Every entry below should be printed exactly, without its images.

───── Entries provided ─────

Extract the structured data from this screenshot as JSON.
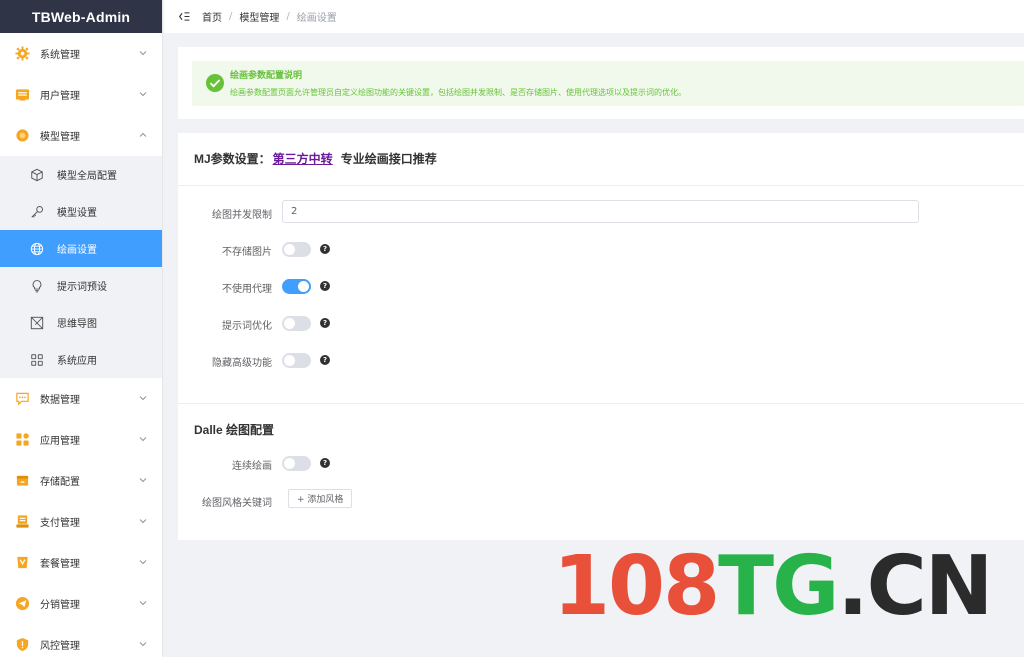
{
  "brand": {
    "title": "TBWeb-Admin"
  },
  "sidebar": {
    "items": [
      {
        "label": "系统管理",
        "icon": "gear-icon",
        "color": "#f5a623"
      },
      {
        "label": "用户管理",
        "icon": "id-card-icon",
        "color": "#f5a623"
      },
      {
        "label": "模型管理",
        "icon": "model-circle-icon",
        "color": "#f5a623",
        "expanded": true
      }
    ],
    "subitems": [
      {
        "label": "模型全局配置",
        "icon": "cube-icon"
      },
      {
        "label": "模型设置",
        "icon": "key-icon"
      },
      {
        "label": "绘画设置",
        "icon": "globe-icon",
        "active": true
      },
      {
        "label": "提示词预设",
        "icon": "lightbulb-icon"
      },
      {
        "label": "思维导图",
        "icon": "mindmap-icon"
      },
      {
        "label": "系统应用",
        "icon": "apps-grid-icon"
      }
    ],
    "items_after": [
      {
        "label": "数据管理",
        "icon": "chat-data-icon",
        "color": "#f5a623"
      },
      {
        "label": "应用管理",
        "icon": "app-blocks-icon",
        "color": "#f5a623"
      },
      {
        "label": "存储配置",
        "icon": "storage-icon",
        "color": "#f5a623"
      },
      {
        "label": "支付管理",
        "icon": "payment-icon",
        "color": "#f5a623"
      },
      {
        "label": "套餐管理",
        "icon": "package-icon",
        "color": "#f5a623"
      },
      {
        "label": "分销管理",
        "icon": "send-icon",
        "color": "#f5a623"
      },
      {
        "label": "风控管理",
        "icon": "shield-icon",
        "color": "#f5a623"
      }
    ]
  },
  "topbar": {
    "collapse_icon": "menu-fold-icon",
    "breadcrumb": [
      "首页",
      "模型管理",
      "绘画设置"
    ],
    "separator": "/"
  },
  "notice": {
    "title": "绘画参数配置说明",
    "desc": "绘画参数配置页面允许管理员自定义绘图功能的关键设置，包括绘图并发限制、是否存储图片、使用代理选项以及提示词的优化。",
    "color": "#67c23a"
  },
  "mj_section": {
    "title_prefix": "MJ参数设置：",
    "link_text": "第三方中转",
    "title_suffix": "专业绘画接口推荐",
    "fields": {
      "concurrency_label": "绘图并发限制",
      "concurrency_value": "2",
      "no_store_label": "不存储图片",
      "no_store_on": false,
      "no_proxy_label": "不使用代理",
      "no_proxy_on": true,
      "prompt_opt_label": "提示词优化",
      "prompt_opt_on": false,
      "hide_adv_label": "隐藏高级功能",
      "hide_adv_on": false
    },
    "help_glyph": "?"
  },
  "dalle_section": {
    "title": "Dalle 绘图配置",
    "continuous_label": "连续绘画",
    "continuous_on": false,
    "style_label": "绘图风格关键词",
    "add_style_button": "+ 添加风格"
  },
  "watermark": {
    "part1": "108",
    "part2": "TG",
    "part3": ".CN"
  },
  "colors": {
    "accent": "#409eff",
    "brand_bg": "#2f3447",
    "success": "#67c23a"
  }
}
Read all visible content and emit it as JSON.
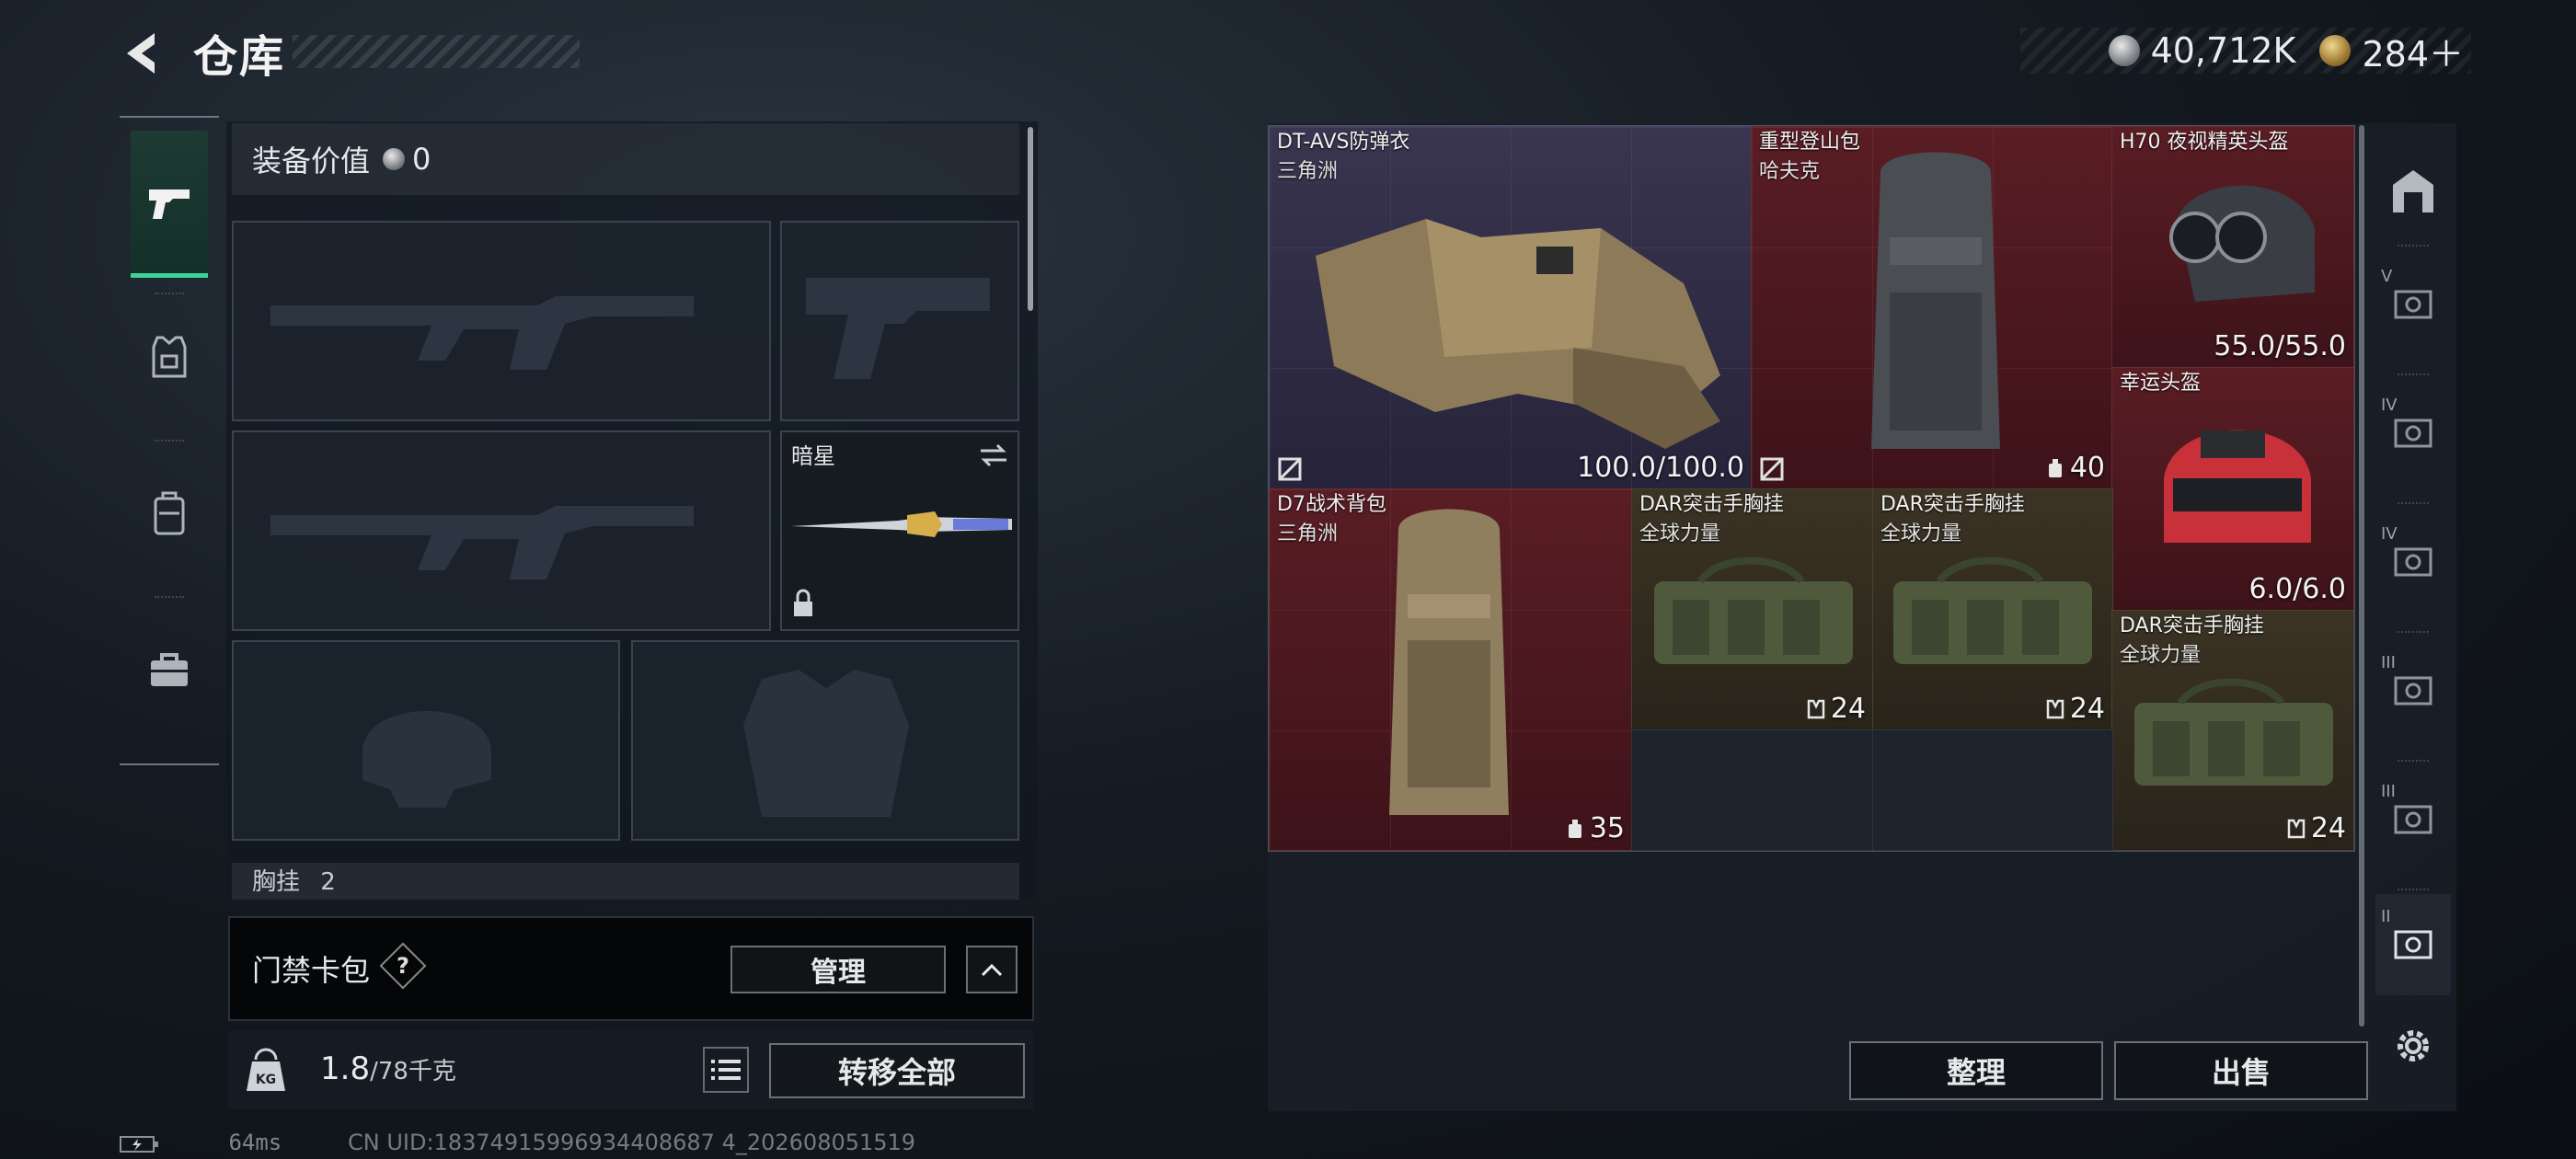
{
  "header": {
    "title": "仓库",
    "currency": [
      {
        "icon": "silver-coin-icon",
        "value": "40,712K"
      },
      {
        "icon": "gold-coin-icon",
        "value": "284＋"
      }
    ]
  },
  "nav": {
    "items": [
      {
        "icon": "pistol-icon",
        "active": true
      },
      {
        "icon": "armor-vest-icon",
        "active": false
      },
      {
        "icon": "backpack-icon",
        "active": false
      },
      {
        "icon": "briefcase-icon",
        "active": false
      }
    ]
  },
  "loadout": {
    "equip_value_label": "装备价值",
    "equip_value": "0",
    "melee_label": "暗星",
    "chest_label": "胸挂",
    "chest_count": "2",
    "keycard_label": "门禁卡包",
    "help": "?",
    "manage_label": "管理",
    "weight_current": "1.8",
    "weight_max": "/78千克",
    "transfer_all_label": "转移全部"
  },
  "stash": {
    "items": [
      {
        "name": "DT-AVS防弹衣",
        "sub": "三角洲",
        "stat": "100.0/100.0",
        "color": "#2f2b45"
      },
      {
        "name": "重型登山包",
        "sub": "哈夫克",
        "stat": "40",
        "color": "#4a1a20"
      },
      {
        "name": "H70 夜视精英头盔",
        "sub": "",
        "stat": "55.0/55.0",
        "color": "#4a1a20"
      },
      {
        "name": "幸运头盔",
        "sub": "",
        "stat": "6.0/6.0",
        "color": "#4a1a20"
      },
      {
        "name": "D7战术背包",
        "sub": "三角洲",
        "stat": "35",
        "color": "#4a1a20"
      },
      {
        "name": "DAR突击手胸挂",
        "sub": "全球力量",
        "stat": "24",
        "color": "#3a3222"
      },
      {
        "name": "DAR突击手胸挂",
        "sub": "全球力量",
        "stat": "24",
        "color": "#3a3222"
      },
      {
        "name": "DAR突击手胸挂",
        "sub": "全球力量",
        "stat": "24",
        "color": "#3a3222"
      }
    ],
    "sort_label": "整理",
    "sell_label": "出售",
    "side_tabs": [
      {
        "icon": "home-stash-icon",
        "numeral": ""
      },
      {
        "icon": "stash-page-icon",
        "numeral": "V"
      },
      {
        "icon": "stash-page-icon",
        "numeral": "IV"
      },
      {
        "icon": "stash-page-icon",
        "numeral": "IV"
      },
      {
        "icon": "stash-page-icon",
        "numeral": "III"
      },
      {
        "icon": "stash-page-icon",
        "numeral": "III"
      },
      {
        "icon": "stash-page-icon",
        "numeral": "II"
      },
      {
        "icon": "gear-icon",
        "numeral": ""
      }
    ]
  },
  "footer": {
    "ping": "64ms",
    "uid": "CN UID:18374915996934408687 4_202608051519"
  }
}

─────

## Reply
Extract the structured data from this screenshot as JSON.
{
  "brand": {
    "title": "TBWeb-Admin"
  },
  "sidebar": {
    "items": [
      {
        "label": "系统管理",
        "icon": "gear-icon",
        "color": "#f5a623"
      },
      {
        "label": "用户管理",
        "icon": "id-card-icon",
        "color": "#f5a623"
      },
      {
        "label": "模型管理",
        "icon": "model-circle-icon",
        "color": "#f5a623",
        "expanded": true
      }
    ],
    "subitems": [
      {
        "label": "模型全局配置",
        "icon": "cube-icon"
      },
      {
        "label": "模型设置",
        "icon": "key-icon"
      },
      {
        "label": "绘画设置",
        "icon": "globe-icon",
        "active": true
      },
      {
        "label": "提示词预设",
        "icon": "lightbulb-icon"
      },
      {
        "label": "思维导图",
        "icon": "mindmap-icon"
      },
      {
        "label": "系统应用",
        "icon": "apps-grid-icon"
      }
    ],
    "items_after": [
      {
        "label": "数据管理",
        "icon": "chat-data-icon",
        "color": "#f5a623"
      },
      {
        "label": "应用管理",
        "icon": "app-blocks-icon",
        "color": "#f5a623"
      },
      {
        "label": "存储配置",
        "icon": "storage-icon",
        "color": "#f5a623"
      },
      {
        "label": "支付管理",
        "icon": "payment-icon",
        "color": "#f5a623"
      },
      {
        "label": "套餐管理",
        "icon": "package-icon",
        "color": "#f5a623"
      },
      {
        "label": "分销管理",
        "icon": "send-icon",
        "color": "#f5a623"
      },
      {
        "label": "风控管理",
        "icon": "shield-icon",
        "color": "#f5a623"
      }
    ]
  },
  "topbar": {
    "collapse_icon": "menu-fold-icon",
    "breadcrumb": [
      "首页",
      "模型管理",
      "绘画设置"
    ],
    "separator": "/"
  },
  "notice": {
    "title": "绘画参数配置说明",
    "desc": "绘画参数配置页面允许管理员自定义绘图功能的关键设置，包括绘图并发限制、是否存储图片、使用代理选项以及提示词的优化。",
    "color": "#67c23a"
  },
  "mj_section": {
    "title_prefix": "MJ参数设置：",
    "link_text": "第三方中转",
    "title_suffix": "专业绘画接口推荐",
    "fields": {
      "concurrency_label": "绘图并发限制",
      "concurrency_value": "2",
      "no_store_label": "不存储图片",
      "no_store_on": false,
      "no_proxy_label": "不使用代理",
      "no_proxy_on": true,
      "prompt_opt_label": "提示词优化",
      "prompt_opt_on": false,
      "hide_adv_label": "隐藏高级功能",
      "hide_adv_on": false
    },
    "help_glyph": "?"
  },
  "dalle_section": {
    "title": "Dalle 绘图配置",
    "continuous_label": "连续绘画",
    "continuous_on": false,
    "style_label": "绘图风格关键词",
    "add_style_button": "+ 添加风格"
  },
  "watermark": {
    "part1": "108",
    "part2": "TG",
    "part3": ".CN"
  },
  "colors": {
    "accent": "#409eff",
    "brand_bg": "#2f3447",
    "success": "#67c23a"
  }
}
Read all visible content and emit it as JSON.
{
  "header": {
    "title": "仓库",
    "currency": [
      {
        "icon": "silver-coin-icon",
        "value": "40,712K"
      },
      {
        "icon": "gold-coin-icon",
        "value": "284＋"
      }
    ]
  },
  "nav": {
    "items": [
      {
        "icon": "pistol-icon",
        "active": true
      },
      {
        "icon": "armor-vest-icon",
        "active": false
      },
      {
        "icon": "backpack-icon",
        "active": false
      },
      {
        "icon": "briefcase-icon",
        "active": false
      }
    ]
  },
  "loadout": {
    "equip_value_label": "装备价值",
    "equip_value": "0",
    "melee_label": "暗星",
    "chest_label": "胸挂",
    "chest_count": "2",
    "keycard_label": "门禁卡包",
    "help": "?",
    "manage_label": "管理",
    "weight_current": "1.8",
    "weight_max": "/78千克",
    "transfer_all_label": "转移全部"
  },
  "stash": {
    "items": [
      {
        "name": "DT-AVS防弹衣",
        "sub": "三角洲",
        "stat": "100.0/100.0",
        "color": "#2f2b45"
      },
      {
        "name": "重型登山包",
        "sub": "哈夫克",
        "stat": "40",
        "color": "#4a1a20"
      },
      {
        "name": "H70 夜视精英头盔",
        "sub": "",
        "stat": "55.0/55.0",
        "color": "#4a1a20"
      },
      {
        "name": "幸运头盔",
        "sub": "",
        "stat": "6.0/6.0",
        "color": "#4a1a20"
      },
      {
        "name": "D7战术背包",
        "sub": "三角洲",
        "stat": "35",
        "color": "#4a1a20"
      },
      {
        "name": "DAR突击手胸挂",
        "sub": "全球力量",
        "stat": "24",
        "color": "#3a3222"
      },
      {
        "name": "DAR突击手胸挂",
        "sub": "全球力量",
        "stat": "24",
        "color": "#3a3222"
      },
      {
        "name": "DAR突击手胸挂",
        "sub": "全球力量",
        "stat": "24",
        "color": "#3a3222"
      }
    ],
    "sort_label": "整理",
    "sell_label": "出售",
    "side_tabs": [
      {
        "icon": "home-stash-icon",
        "numeral": ""
      },
      {
        "icon": "stash-page-icon",
        "numeral": "V"
      },
      {
        "icon": "stash-page-icon",
        "numeral": "IV"
      },
      {
        "icon": "stash-page-icon",
        "numeral": "IV"
      },
      {
        "icon": "stash-page-icon",
        "numeral": "III"
      },
      {
        "icon": "stash-page-icon",
        "numeral": "III"
      },
      {
        "icon": "stash-page-icon",
        "numeral": "II"
      },
      {
        "icon": "gear-icon",
        "numeral": ""
      }
    ]
  },
  "footer": {
    "ping": "64ms",
    "uid": "CN UID:18374915996934408687 4_202608051519"
  }
}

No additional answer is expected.